# Short exercise
Copy out each line below that has the word "Jean" in it.

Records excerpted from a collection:
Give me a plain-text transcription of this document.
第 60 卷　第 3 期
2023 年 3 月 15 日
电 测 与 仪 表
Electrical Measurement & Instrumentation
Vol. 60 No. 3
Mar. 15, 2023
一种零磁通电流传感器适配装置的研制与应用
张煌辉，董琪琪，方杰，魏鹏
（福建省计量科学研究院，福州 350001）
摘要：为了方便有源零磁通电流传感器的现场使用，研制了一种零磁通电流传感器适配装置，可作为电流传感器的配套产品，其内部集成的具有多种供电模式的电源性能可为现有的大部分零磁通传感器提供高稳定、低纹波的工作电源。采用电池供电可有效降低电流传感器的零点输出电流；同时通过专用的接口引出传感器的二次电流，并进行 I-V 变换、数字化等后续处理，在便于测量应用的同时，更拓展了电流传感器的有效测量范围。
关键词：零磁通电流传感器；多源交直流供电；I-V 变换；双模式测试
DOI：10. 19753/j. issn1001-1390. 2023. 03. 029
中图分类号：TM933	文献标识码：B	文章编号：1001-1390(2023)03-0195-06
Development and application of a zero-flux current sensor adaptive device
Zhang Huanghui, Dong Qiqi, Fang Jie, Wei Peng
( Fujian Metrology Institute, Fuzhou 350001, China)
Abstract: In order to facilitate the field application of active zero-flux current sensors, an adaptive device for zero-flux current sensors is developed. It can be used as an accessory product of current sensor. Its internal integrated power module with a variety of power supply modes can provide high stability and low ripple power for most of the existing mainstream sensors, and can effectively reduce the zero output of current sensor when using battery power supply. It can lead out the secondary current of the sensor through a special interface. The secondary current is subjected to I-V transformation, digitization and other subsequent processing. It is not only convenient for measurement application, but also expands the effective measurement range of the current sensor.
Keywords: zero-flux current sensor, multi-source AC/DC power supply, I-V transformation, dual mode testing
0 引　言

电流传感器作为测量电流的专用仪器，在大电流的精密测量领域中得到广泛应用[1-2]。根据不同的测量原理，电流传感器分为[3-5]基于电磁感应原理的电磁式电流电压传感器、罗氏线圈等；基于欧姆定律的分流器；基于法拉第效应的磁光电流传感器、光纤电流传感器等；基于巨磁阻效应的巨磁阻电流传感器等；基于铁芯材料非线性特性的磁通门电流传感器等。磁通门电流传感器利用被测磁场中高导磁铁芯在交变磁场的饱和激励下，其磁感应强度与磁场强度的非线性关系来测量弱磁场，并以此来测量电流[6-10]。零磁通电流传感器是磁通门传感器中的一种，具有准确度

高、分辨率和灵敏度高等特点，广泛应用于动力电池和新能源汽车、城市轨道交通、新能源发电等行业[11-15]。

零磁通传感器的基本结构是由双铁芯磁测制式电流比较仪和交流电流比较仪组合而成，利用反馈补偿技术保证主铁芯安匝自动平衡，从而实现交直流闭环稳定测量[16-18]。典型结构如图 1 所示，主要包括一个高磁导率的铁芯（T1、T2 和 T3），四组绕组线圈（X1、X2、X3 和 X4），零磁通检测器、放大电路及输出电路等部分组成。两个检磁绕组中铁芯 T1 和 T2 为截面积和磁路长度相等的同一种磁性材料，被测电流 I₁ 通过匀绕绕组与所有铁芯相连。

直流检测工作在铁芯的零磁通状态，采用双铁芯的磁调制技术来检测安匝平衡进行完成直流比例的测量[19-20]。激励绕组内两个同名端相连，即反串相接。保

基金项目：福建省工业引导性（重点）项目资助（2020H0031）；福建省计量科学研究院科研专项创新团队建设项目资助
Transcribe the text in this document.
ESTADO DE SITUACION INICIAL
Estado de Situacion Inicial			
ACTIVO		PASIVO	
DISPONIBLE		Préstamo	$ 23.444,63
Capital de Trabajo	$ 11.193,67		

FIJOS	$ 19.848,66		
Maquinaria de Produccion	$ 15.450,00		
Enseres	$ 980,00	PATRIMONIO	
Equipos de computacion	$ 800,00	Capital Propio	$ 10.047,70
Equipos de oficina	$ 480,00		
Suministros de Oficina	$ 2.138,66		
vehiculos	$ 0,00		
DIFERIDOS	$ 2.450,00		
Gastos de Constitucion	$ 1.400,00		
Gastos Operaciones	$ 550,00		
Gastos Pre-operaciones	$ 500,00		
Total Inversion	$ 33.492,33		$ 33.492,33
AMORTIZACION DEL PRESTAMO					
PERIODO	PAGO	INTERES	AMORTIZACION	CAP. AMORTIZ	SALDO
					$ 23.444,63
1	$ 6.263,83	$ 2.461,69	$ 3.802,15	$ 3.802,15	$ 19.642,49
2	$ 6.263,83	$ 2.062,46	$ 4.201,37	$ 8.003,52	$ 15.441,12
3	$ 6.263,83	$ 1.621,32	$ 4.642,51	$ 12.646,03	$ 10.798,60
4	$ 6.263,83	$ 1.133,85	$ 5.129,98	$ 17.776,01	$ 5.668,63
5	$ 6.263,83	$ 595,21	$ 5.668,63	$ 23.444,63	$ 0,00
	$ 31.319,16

==

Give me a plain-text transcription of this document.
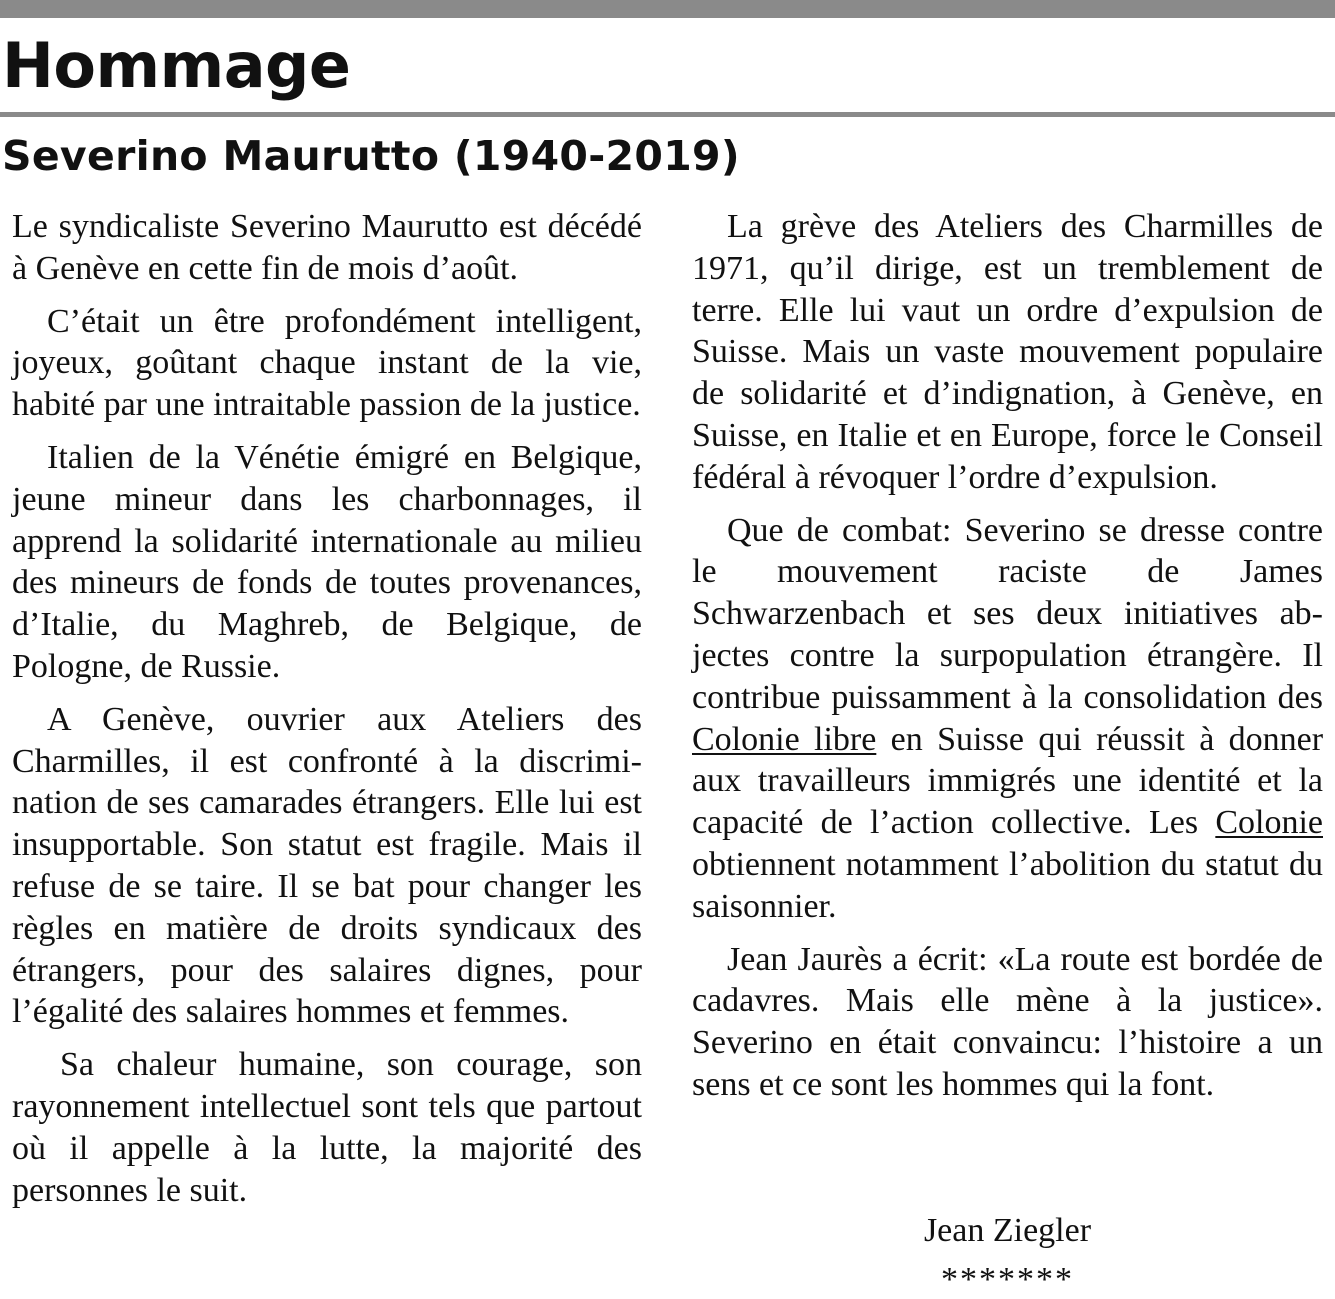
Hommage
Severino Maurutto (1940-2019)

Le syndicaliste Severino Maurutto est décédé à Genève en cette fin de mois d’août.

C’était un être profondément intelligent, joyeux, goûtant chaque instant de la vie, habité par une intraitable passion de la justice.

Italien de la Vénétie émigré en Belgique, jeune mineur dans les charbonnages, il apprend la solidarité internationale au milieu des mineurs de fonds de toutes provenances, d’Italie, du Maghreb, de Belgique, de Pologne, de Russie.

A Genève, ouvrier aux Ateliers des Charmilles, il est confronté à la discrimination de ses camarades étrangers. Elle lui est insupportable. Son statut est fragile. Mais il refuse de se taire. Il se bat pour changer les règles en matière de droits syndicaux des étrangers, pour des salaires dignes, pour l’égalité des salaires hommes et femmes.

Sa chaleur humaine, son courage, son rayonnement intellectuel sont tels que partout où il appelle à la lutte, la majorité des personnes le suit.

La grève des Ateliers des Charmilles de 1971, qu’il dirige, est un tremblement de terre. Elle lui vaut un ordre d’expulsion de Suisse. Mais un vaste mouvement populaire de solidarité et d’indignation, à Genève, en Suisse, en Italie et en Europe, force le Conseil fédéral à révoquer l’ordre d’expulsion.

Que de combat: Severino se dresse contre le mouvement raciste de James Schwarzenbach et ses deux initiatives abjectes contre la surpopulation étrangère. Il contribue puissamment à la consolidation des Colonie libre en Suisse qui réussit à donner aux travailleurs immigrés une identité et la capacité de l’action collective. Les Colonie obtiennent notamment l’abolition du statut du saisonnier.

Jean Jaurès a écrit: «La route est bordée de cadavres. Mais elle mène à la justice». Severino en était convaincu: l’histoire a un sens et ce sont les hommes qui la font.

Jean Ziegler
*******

# The reply
Jean Jaurès a écrit: «La route est bordée de cadavres. Mais elle mène à la justice». Severino en était convaincu: l’histoire a un sens et ce sont les hommes qui la font.
Jean Ziegler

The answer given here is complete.